--- Te lezen tekst ---
--------------------------------------------------
“‘Jacinto neemt afscheid van zijn droom aan het Poopómeer’
Onlangs ontstond een nieuwe zoutvlakte op de Boliviaanse Altiplano. Het Poopómeer is ruim een jaar geleden opgedroogd, maar was nooit zo sneeuwwit als nu aan het einde van het regenseizoen. Intussen is er een massale emigratie aan de gang en sociale problemen en tegenstellingen nemen toe. Wie kan het beter uitdrukken dan een jong toneelgezelschap uit de regio?
Het is zaterdagavond en we beslissen de avond te vullen met een beetje cultuur. Enkele jongeren uit de gemeente Antequera hadden een hoogstaand toneelstuk voorbereid en brachten dat exclusief vandaag in het theater van de universiteit van Oruro in Bolivia: ‘De volkeren van het water’.
Het toneelgezelschap brengt het verhaal van de jonge Jacinto. De jongen zal nooit zijn droom kunnen verwezenlijken om visser te worden net zoals zijn vader. Het meer is inmiddels opgedroogd. Vissen zijn er al evenmin.
Prachtige samenwerking tussen ‘Colectivo Urus Delirium’ en ‘Antequera Teatro’ onder directie van Ariel Baptista
© Silke Ronsse
Maar wat kan ik mijn zoon vertellen?
--------------------------------------------------
--- Getoond materiaal ---

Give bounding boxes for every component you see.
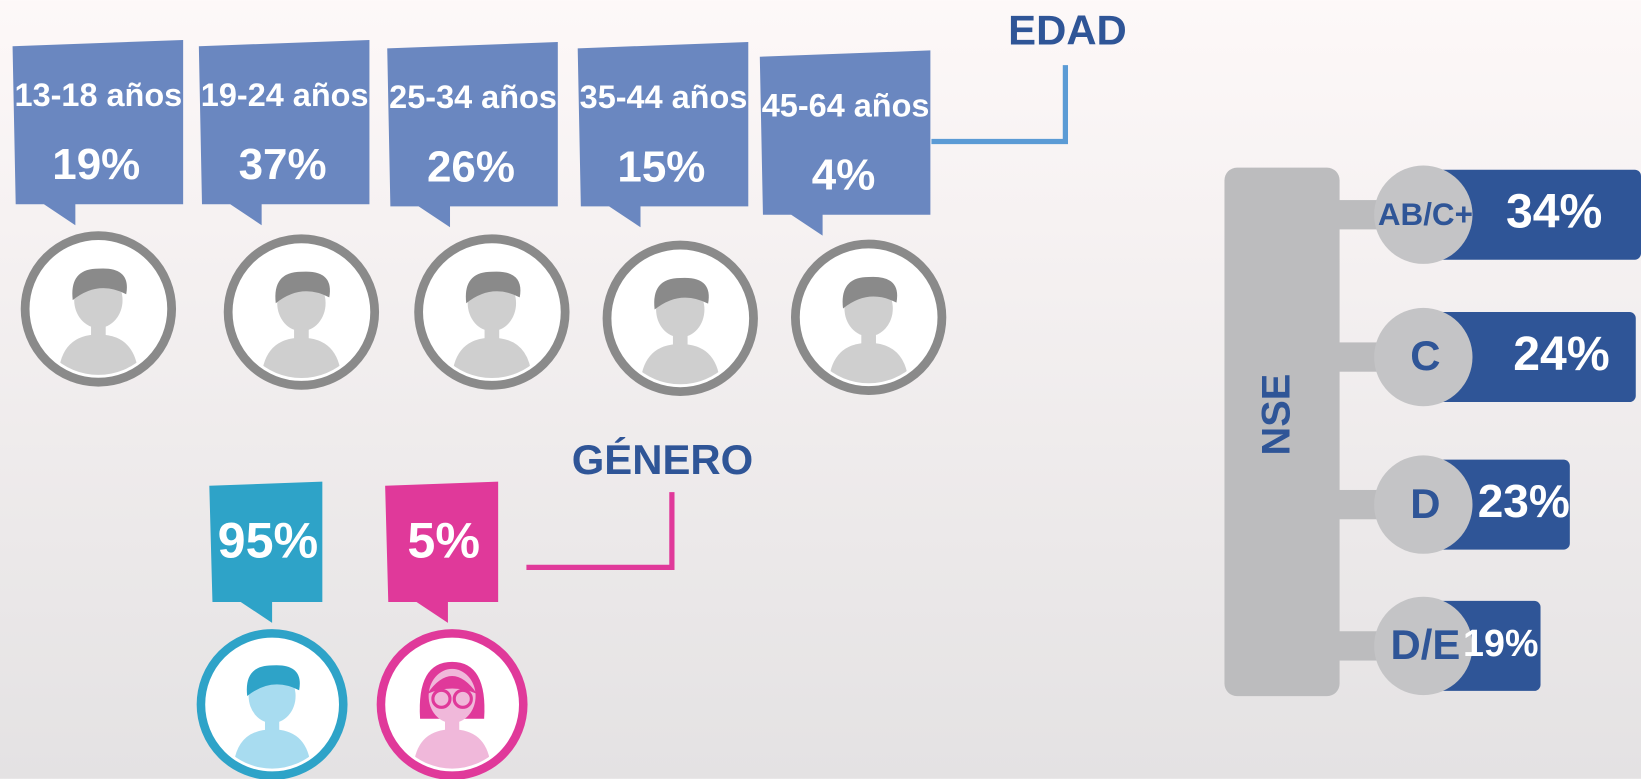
--------------------------------------------------
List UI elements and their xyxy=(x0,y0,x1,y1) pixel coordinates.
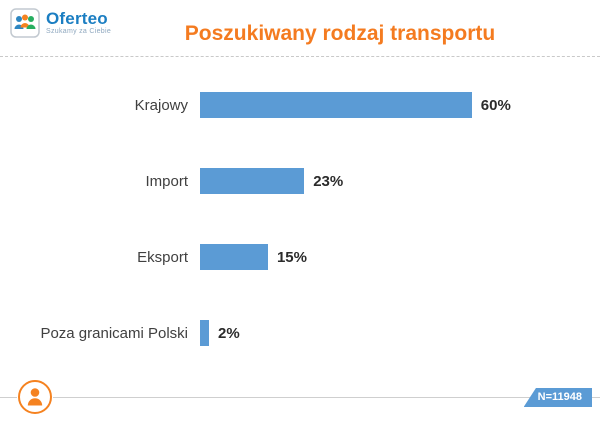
--------------------------------------------------
--- Vereisten ---
Bewerk graag de tekst over het Poopómeer tussen "Het is zaterdagavond" en "mijn zoon vertellen?", beide inbegrepen: geef dat deel opnieuw met "theatergezelschap" in plaats van "toneelgezelschap". Baseer je uitsluitend op de tekst.

--- Schriftelijk antwoord ---
Het is zaterdagavond en we beslissen de avond te vullen met een beetje cultuur. Enkele jongeren uit de gemeente Antequera hadden een hoogstaand toneelstuk voorbereid en brachten dat exclusief vandaag in het theater van de universiteit van Oruro in Bolivia: ‘De volkeren van het water’.
Het theatergezelschap brengt het verhaal van de jonge Jacinto. De jongen zal nooit zijn droom kunnen verwezenlijken om visser te worden net zoals zijn vader. Het meer is inmiddels opgedroogd. Vissen zijn er al evenmin.
Prachtige samenwerking tussen ‘Colectivo Urus Delirium’ en ‘Antequera Teatro’ onder directie van Ariel Baptista
© Silke Ronsse
Maar wat kan ik mijn zoon vertellen?